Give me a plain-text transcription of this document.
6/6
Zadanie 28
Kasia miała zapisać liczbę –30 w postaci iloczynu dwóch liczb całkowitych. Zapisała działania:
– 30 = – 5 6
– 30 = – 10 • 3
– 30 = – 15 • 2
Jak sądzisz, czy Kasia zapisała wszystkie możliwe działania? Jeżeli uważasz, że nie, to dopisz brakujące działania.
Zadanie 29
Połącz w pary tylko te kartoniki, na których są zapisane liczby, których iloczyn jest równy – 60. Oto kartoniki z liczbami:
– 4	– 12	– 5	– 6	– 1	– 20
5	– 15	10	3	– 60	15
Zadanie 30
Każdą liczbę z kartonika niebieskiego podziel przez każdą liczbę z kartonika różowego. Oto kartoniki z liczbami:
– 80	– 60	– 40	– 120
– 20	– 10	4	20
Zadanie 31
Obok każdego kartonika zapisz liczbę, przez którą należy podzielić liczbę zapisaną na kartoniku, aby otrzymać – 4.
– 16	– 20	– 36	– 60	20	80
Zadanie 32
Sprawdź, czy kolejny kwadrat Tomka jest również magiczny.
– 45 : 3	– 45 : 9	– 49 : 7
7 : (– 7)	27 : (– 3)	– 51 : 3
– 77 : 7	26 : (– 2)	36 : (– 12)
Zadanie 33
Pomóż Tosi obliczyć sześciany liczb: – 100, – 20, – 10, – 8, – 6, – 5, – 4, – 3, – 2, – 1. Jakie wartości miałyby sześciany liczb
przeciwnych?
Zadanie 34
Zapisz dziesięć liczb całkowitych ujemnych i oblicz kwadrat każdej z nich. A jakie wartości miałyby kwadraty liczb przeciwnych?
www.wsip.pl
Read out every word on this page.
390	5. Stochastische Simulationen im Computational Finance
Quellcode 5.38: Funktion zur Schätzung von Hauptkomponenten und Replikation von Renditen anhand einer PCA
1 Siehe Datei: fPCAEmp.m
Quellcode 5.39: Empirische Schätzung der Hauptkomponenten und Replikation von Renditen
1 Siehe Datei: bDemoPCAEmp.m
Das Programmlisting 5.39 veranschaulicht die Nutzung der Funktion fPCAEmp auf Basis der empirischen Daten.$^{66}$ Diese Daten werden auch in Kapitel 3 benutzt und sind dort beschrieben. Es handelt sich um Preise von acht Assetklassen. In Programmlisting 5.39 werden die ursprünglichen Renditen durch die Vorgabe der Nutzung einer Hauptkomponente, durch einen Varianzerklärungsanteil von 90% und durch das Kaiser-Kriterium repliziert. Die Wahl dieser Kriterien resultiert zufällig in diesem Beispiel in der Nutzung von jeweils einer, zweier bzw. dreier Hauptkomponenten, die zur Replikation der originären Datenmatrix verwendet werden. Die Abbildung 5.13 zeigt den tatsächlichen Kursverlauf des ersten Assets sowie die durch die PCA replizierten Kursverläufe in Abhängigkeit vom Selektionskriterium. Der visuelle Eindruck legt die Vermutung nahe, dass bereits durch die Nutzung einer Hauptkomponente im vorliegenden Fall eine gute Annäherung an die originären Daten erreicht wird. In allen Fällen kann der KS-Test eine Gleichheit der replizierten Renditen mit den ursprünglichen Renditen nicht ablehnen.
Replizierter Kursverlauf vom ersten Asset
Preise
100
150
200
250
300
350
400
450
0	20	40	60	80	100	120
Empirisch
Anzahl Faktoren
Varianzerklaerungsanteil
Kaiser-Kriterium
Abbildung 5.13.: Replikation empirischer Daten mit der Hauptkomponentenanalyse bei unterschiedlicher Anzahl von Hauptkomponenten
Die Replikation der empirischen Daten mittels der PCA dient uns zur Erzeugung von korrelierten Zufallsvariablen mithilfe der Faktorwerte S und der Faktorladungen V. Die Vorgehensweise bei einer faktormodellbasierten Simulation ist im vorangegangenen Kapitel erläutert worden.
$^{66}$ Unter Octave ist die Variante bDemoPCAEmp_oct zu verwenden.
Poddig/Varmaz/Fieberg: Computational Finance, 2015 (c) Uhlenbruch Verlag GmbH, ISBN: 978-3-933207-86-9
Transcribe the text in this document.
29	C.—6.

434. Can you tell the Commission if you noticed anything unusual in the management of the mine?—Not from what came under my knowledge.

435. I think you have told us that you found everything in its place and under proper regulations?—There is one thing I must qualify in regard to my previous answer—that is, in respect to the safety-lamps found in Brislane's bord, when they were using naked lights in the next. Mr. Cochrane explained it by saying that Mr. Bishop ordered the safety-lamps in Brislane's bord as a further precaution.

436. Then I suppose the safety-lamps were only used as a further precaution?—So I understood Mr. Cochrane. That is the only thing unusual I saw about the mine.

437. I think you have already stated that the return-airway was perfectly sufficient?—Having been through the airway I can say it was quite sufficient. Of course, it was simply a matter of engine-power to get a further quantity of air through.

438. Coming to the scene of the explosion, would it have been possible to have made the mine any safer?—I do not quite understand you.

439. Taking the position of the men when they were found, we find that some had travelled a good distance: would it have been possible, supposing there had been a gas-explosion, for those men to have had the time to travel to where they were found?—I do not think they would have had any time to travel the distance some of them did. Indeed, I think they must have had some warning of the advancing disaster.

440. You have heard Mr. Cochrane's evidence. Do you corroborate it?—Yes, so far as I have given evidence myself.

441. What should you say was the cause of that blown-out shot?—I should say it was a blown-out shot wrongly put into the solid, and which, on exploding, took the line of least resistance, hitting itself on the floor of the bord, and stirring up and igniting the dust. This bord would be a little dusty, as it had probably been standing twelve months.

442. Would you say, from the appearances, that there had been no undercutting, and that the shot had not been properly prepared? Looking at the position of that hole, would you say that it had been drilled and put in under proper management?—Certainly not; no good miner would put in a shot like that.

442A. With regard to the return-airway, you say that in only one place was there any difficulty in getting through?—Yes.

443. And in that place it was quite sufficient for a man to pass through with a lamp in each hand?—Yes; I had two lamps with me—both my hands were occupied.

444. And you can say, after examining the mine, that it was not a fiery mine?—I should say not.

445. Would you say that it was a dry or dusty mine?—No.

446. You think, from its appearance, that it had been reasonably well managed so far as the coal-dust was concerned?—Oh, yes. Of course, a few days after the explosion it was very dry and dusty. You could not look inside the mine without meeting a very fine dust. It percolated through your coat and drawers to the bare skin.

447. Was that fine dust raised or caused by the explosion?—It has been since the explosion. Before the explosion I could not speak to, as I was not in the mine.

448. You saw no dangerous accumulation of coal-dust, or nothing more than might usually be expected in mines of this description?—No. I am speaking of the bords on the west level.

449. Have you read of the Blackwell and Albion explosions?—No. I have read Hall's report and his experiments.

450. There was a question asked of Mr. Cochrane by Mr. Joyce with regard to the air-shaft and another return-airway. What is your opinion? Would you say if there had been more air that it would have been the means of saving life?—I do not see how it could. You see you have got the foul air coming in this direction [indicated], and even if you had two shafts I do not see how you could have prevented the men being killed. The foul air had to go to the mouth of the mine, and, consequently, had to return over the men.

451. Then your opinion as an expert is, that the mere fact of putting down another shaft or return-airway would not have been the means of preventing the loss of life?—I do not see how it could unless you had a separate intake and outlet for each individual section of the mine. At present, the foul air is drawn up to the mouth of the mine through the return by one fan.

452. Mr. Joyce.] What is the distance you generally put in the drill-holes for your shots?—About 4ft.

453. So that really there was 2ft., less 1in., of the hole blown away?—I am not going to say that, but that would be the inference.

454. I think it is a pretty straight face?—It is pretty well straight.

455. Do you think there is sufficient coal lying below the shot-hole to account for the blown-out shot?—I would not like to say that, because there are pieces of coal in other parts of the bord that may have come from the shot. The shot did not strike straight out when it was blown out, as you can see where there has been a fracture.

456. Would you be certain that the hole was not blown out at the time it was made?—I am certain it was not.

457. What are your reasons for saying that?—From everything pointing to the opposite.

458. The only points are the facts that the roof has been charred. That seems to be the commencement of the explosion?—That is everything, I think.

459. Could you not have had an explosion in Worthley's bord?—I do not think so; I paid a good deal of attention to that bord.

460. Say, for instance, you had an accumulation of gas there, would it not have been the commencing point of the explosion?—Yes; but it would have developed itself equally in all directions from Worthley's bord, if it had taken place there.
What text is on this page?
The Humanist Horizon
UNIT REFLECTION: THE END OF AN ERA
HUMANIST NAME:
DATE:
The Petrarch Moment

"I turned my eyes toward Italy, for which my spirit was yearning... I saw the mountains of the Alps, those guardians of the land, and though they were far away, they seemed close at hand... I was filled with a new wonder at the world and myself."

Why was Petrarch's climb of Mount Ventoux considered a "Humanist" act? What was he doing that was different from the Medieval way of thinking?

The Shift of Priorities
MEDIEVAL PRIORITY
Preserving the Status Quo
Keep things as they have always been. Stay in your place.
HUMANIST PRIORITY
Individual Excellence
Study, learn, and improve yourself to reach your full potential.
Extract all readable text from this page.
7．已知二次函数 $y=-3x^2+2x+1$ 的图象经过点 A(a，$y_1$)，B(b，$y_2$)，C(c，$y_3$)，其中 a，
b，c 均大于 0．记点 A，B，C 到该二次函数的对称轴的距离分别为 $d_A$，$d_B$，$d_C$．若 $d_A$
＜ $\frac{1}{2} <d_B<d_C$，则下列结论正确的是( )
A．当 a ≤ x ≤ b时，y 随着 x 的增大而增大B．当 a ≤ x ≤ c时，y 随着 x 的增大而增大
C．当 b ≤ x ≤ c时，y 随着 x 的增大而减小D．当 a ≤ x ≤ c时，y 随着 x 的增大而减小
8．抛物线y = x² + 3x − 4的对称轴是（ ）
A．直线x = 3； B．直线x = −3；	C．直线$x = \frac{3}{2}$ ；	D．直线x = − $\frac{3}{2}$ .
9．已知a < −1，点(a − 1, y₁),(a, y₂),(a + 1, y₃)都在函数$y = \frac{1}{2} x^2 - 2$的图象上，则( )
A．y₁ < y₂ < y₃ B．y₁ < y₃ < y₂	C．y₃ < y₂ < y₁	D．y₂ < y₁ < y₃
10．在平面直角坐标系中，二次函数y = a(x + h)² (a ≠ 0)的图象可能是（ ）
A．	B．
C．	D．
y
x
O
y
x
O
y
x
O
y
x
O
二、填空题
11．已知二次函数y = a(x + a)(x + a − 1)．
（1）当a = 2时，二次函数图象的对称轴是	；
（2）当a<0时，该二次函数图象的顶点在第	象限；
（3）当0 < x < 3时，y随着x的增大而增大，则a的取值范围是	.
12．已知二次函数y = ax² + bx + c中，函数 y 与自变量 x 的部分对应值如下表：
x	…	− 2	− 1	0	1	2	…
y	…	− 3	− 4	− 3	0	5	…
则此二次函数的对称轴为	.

## What the task asks
The required output is the span of lines from the one containing "Extract all readable text from this page." to the last line, reproduced character for character.

## Written response
Extract all readable text from this page.
7．已知二次函数 $y=-3x^2+2x+1$ 的图象经过点 A(a，$y_1$)，B(b，$y_2$)，C(c，$y_3$)，其中 a，
b，c 均大于 0．记点 A，B，C 到该二次函数的对称轴的距离分别为 $d_A$，$d_B$，$d_C$．若 $d_A$
＜ $\frac{1}{2} <d_B<d_C$，则下列结论正确的是( )
A．当 a ≤ x ≤ b时，y 随着 x 的增大而增大B．当 a ≤ x ≤ c时，y 随着 x 的增大而增大
C．当 b ≤ x ≤ c时，y 随着 x 的增大而减小D．当 a ≤ x ≤ c时，y 随着 x 的增大而减小
8．抛物线y = x² + 3x − 4的对称轴是（ ）
A．直线x = 3； B．直线x = −3；	C．直线$x = \frac{3}{2}$ ；	D．直线x = − $\frac{3}{2}$ .
9．已知a < −1，点(a − 1, y₁),(a, y₂),(a + 1, y₃)都在函数$y = \frac{1}{2} x^2 - 2$的图象上，则( )
A．y₁ < y₂ < y₃ B．y₁ < y₃ < y₂	C．y₃ < y₂ < y₁	D．y₂ < y₁ < y₃
10．在平面直角坐标系中，二次函数y = a(x + h)² (a ≠ 0)的图象可能是（ ）
A．	B．
C．	D．
y
x
O
y
x
O
y
x
O
y
x
O
二、填空题
11．已知二次函数y = a(x + a)(x + a − 1)．
（1）当a = 2时，二次函数图象的对称轴是	；
（2）当a<0时，该二次函数图象的顶点在第	象限；
（3）当0 < x < 3时，y随着x的增大而增大，则a的取值范围是	.
12．已知二次函数y = ax² + bx + c中，函数 y 与自变量 x 的部分对应值如下表：
x	…	− 2	− 1	0	1	2	…
y	…	− 3	− 4	− 3	0	5	…
则此二次函数的对称轴为	.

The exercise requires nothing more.